## YOUR TASK
Extract each line of the data below exactly as written.

········

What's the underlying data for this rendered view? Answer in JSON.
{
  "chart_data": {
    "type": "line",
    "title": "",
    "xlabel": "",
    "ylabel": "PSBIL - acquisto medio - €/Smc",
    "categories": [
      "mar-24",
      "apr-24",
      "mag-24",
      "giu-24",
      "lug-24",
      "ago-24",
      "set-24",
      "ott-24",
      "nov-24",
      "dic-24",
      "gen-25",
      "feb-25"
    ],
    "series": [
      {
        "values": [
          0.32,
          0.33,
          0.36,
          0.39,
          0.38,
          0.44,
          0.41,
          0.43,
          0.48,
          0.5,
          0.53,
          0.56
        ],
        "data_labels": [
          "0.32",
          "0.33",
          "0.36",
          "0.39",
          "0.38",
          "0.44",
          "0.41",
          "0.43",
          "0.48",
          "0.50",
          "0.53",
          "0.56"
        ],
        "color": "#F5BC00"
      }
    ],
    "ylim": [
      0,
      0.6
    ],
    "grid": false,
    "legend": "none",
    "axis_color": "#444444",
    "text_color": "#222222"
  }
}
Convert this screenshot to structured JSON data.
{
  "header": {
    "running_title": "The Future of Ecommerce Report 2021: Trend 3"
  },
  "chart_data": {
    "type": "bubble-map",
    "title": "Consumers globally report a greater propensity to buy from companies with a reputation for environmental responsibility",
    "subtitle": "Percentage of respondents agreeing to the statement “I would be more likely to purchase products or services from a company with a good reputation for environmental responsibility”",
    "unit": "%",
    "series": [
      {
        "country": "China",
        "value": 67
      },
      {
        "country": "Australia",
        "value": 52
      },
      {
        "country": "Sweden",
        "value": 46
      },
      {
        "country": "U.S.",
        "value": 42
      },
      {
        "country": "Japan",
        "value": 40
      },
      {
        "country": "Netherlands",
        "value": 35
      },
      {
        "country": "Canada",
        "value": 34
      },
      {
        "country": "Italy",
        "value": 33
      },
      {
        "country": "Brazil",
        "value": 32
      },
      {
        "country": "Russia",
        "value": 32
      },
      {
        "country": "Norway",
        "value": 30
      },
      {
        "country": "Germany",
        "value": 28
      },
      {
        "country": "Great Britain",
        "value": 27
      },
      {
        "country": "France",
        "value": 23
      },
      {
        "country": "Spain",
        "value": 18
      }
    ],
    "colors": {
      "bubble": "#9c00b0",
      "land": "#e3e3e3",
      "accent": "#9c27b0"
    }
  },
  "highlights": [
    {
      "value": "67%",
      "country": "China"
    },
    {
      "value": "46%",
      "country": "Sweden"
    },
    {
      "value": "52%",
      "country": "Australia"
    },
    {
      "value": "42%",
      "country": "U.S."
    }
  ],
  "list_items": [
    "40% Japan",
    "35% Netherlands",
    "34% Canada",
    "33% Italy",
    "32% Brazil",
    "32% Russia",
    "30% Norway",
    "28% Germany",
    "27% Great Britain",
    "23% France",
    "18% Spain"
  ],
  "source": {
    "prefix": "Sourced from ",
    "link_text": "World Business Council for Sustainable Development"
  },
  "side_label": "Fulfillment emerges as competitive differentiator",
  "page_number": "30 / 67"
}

········

## WRITTEN SOLUTION
What's the underlying data for this rendered view? Answer in JSON.
{
  "chart_data": {
    "type": "line",
    "title": "",
    "xlabel": "",
    "ylabel": "PSBIL - acquisto medio - €/Smc",
    "categories": [
      "mar-24",
      "apr-24",
      "mag-24",
      "giu-24",
      "lug-24",
      "ago-24",
      "set-24",
      "ott-24",
      "nov-24",
      "dic-24",
      "gen-25",
      "feb-25"
    ],
    "series": [
      {
        "values": [
          0.32,
          0.33,
          0.36,
          0.39,
          0.38,
          0.44,
          0.41,
          0.43,
          0.48,
          0.5,
          0.53,
          0.56
        ],
        "data_labels": [
          "0.32",
          "0.33",
          "0.36",
          "0.39",
          "0.38",
          "0.44",
          "0.41",
          "0.43",
          "0.48",
          "0.50",
          "0.53",
          "0.56"
        ],
        "color": "#F5BC00"
      }
    ],
    "ylim": [
      0,
      0.6
    ],
    "grid": false,
    "legend": "none",
    "axis_color": "#444444",
    "text_color": "#222222"
  }
}
Convert this screenshot to structured JSON data.
{
  "header": {
    "running_title": "The Future of Ecommerce Report 2021: Trend 3"
  },
  "chart_data": {
    "type": "bubble-map",
    "title": "Consumers globally report a greater propensity to buy from companies with a reputation for environmental responsibility",
    "subtitle": "Percentage of respondents agreeing to the statement “I would be more likely to purchase products or services from a company with a good reputation for environmental responsibility”",
    "unit": "%",
    "series": [
      {
        "country": "China",
        "value": 67
      },
      {
        "country": "Australia",
        "value": 52
      },
      {
        "country": "Sweden",
        "value": 46
      },
      {
        "country": "U.S.",
        "value": 42
      },
      {
        "country": "Japan",
        "value": 40
      },
      {
        "country": "Netherlands",
        "value": 35
      },
      {
        "country": "Canada",
        "value": 34
      },
      {
        "country": "Italy",
        "value": 33
      },
      {
        "country": "Brazil",
        "value": 32
      },
      {
        "country": "Russia",
        "value": 32
      },
      {
        "country": "Norway",
        "value": 30
      },
      {
        "country": "Germany",
        "value": 28
      },
      {
        "country": "Great Britain",
        "value": 27
      },
      {
        "country": "France",
        "value": 23
      },
      {
        "country": "Spain",
        "value": 18
      }
    ],
    "colors": {
      "bubble": "#9c00b0",
      "land": "#e3e3e3",
      "accent": "#9c27b0"
    }
  },
  "highlights": [
    {
      "value": "67%",
      "country": "China"
    },
    {
      "value": "46%",
      "country": "Sweden"
    },
    {
      "value": "52%",
      "country": "Australia"
    },
    {
      "value": "42%",
      "country": "U.S."
    }
  ],
  "list_items": [
    "40% Japan",
    "35% Netherlands",
    "34% Canada",
    "33% Italy",
    "32% Brazil",
    "32% Russia",
    "30% Norway",
    "28% Germany",
    "27% Great Britain",
    "23% France",
    "18% Spain"
  ],
  "source": {
    "prefix": "Sourced from ",
    "link_text": "World Business Council for Sustainable Development"
  },
  "side_label": "Fulfillment emerges as competitive differentiator",
  "page_number": "30 / 67"
}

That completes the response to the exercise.